(Supplied passage)
The mixing of pharmaceutical compositions is a crucial step in processing an active drug into a form for administration to a recipient. Pharmaceutical compositions usually consist of five (5) or more separate components, including the active drug, which must be mixed into a homogeneous mixture. It is critical to determine the concentration of the active drug in a pharmaceutical mixture. It is also advantageous to determine the concentration of the other non-active components within the final homogeneous mixture. The assurance that the pharmaceutical composition is homogeneous is necessary in order to ensure the appropriate dosage of the active drug is delivered to a recipient.
The concentration of the non-active components in a pharmaceutical mixture is also important because it determines the physical properties of the mixture. For example, the non-active components of pharmaceutical compositions are known as excipients. An example of an excipient is a disintegrant. Disintegrants determine the rate of dissolution of a tablet in a recipient's stomach. Therefore, if the disintegrant is not homogeneously distributed in the pharmaceutical mixture, then the resulting tablets may not dissolve at a uniform rate. This could give rise to quality, dosing and bioavailability problems.
(End Supplied passage)
(Provided data)
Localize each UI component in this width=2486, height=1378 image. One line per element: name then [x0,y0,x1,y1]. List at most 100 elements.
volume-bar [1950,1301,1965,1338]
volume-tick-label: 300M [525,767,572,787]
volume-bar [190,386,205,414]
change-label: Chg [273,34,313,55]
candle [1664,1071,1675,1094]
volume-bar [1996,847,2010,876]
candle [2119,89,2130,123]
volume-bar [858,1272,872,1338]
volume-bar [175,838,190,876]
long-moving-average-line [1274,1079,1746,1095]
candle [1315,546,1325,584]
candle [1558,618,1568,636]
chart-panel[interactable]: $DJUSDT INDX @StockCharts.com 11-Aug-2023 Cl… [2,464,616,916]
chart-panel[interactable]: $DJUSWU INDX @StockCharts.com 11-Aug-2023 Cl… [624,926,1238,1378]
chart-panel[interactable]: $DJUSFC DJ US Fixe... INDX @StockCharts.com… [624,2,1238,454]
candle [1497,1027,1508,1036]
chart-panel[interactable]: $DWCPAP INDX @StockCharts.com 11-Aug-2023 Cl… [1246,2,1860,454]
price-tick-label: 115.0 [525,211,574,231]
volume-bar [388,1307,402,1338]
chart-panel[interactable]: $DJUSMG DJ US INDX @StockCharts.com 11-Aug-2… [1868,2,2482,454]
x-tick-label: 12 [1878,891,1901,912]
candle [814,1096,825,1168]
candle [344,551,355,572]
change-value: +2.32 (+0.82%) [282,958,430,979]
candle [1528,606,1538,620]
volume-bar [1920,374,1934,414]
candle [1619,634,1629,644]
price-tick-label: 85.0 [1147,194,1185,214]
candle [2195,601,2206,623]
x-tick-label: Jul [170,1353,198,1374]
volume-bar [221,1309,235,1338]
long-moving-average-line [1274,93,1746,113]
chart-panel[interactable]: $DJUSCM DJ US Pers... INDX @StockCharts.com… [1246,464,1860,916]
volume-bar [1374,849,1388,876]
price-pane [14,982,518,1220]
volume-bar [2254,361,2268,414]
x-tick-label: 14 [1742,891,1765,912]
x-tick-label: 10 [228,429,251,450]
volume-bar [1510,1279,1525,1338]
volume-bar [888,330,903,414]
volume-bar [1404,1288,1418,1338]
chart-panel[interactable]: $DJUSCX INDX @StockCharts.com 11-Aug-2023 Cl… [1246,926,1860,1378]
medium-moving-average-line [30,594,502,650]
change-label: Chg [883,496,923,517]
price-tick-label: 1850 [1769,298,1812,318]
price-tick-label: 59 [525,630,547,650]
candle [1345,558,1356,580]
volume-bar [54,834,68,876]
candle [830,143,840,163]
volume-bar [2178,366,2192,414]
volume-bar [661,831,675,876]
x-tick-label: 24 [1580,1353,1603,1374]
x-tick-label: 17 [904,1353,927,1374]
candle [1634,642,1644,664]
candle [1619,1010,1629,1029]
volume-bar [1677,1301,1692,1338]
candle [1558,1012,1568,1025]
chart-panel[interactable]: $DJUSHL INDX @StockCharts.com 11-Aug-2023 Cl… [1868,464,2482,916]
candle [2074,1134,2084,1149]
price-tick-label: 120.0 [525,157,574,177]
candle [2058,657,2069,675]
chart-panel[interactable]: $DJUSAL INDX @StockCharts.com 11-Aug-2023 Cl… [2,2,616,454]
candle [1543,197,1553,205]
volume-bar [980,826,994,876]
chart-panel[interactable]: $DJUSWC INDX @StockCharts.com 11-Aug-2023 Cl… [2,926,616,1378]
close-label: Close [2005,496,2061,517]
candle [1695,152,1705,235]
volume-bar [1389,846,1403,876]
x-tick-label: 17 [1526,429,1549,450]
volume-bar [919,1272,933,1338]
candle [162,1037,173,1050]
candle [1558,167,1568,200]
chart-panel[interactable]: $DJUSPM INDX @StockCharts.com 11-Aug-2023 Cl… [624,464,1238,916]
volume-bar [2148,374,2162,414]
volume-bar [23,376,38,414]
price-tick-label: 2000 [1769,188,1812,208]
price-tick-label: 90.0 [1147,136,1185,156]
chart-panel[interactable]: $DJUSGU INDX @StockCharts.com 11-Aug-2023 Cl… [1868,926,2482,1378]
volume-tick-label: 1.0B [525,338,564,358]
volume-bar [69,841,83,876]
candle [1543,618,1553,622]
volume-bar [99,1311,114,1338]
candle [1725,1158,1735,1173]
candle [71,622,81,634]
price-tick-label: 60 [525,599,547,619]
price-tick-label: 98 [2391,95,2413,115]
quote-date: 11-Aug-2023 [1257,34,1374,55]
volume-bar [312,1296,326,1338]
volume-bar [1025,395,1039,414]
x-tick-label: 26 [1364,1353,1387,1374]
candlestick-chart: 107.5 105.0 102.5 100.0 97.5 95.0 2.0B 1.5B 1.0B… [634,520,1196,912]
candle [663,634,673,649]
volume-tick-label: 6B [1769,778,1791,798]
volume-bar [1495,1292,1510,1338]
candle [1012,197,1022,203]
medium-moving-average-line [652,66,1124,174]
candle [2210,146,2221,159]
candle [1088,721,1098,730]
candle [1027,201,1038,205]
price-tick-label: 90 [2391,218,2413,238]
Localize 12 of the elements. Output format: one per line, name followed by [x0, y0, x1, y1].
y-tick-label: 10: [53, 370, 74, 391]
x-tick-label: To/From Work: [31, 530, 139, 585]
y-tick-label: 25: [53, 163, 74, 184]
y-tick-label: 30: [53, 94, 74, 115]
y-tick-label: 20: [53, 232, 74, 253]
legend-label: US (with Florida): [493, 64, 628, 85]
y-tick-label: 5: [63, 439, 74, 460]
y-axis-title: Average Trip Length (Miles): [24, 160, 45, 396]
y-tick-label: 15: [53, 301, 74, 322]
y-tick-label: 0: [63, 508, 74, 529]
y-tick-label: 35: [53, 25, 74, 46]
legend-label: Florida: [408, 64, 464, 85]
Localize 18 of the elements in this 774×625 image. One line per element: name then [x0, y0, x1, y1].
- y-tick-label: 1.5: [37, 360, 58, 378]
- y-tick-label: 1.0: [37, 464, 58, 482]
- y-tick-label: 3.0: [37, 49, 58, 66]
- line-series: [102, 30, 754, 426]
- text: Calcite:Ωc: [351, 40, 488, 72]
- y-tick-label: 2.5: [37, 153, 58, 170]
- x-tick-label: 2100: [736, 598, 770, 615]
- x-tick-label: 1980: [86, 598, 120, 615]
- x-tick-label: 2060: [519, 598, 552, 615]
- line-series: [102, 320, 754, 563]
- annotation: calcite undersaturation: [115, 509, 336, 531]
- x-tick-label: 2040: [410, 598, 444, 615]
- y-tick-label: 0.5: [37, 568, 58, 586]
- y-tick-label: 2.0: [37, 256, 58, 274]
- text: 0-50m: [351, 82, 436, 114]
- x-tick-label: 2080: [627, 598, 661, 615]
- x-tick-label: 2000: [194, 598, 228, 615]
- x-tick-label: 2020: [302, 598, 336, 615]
(End Provided data)
* Exercise aim:
Write out everything in the passage on pharmaceutical mixing from "The mixing of" down to "delivered to a recipient.".

* Worked solution:
The mixing of pharmaceutical compositions is a crucial step in processing an active drug into a form for administration to a recipient. Pharmaceutical compositions usually consist of five (5) or more separate components, including the active drug, which must be mixed into a homogeneous mixture. It is critical to determine the concentration of the active drug in a pharmaceutical mixture. It is also advantageous to determine the concentration of the other non-active components within the final homogeneous mixture. The assurance that the pharmaceutical composition is homogeneous is necessary in order to ensure the appropriate dosage of the active drug is delivered to a recipient.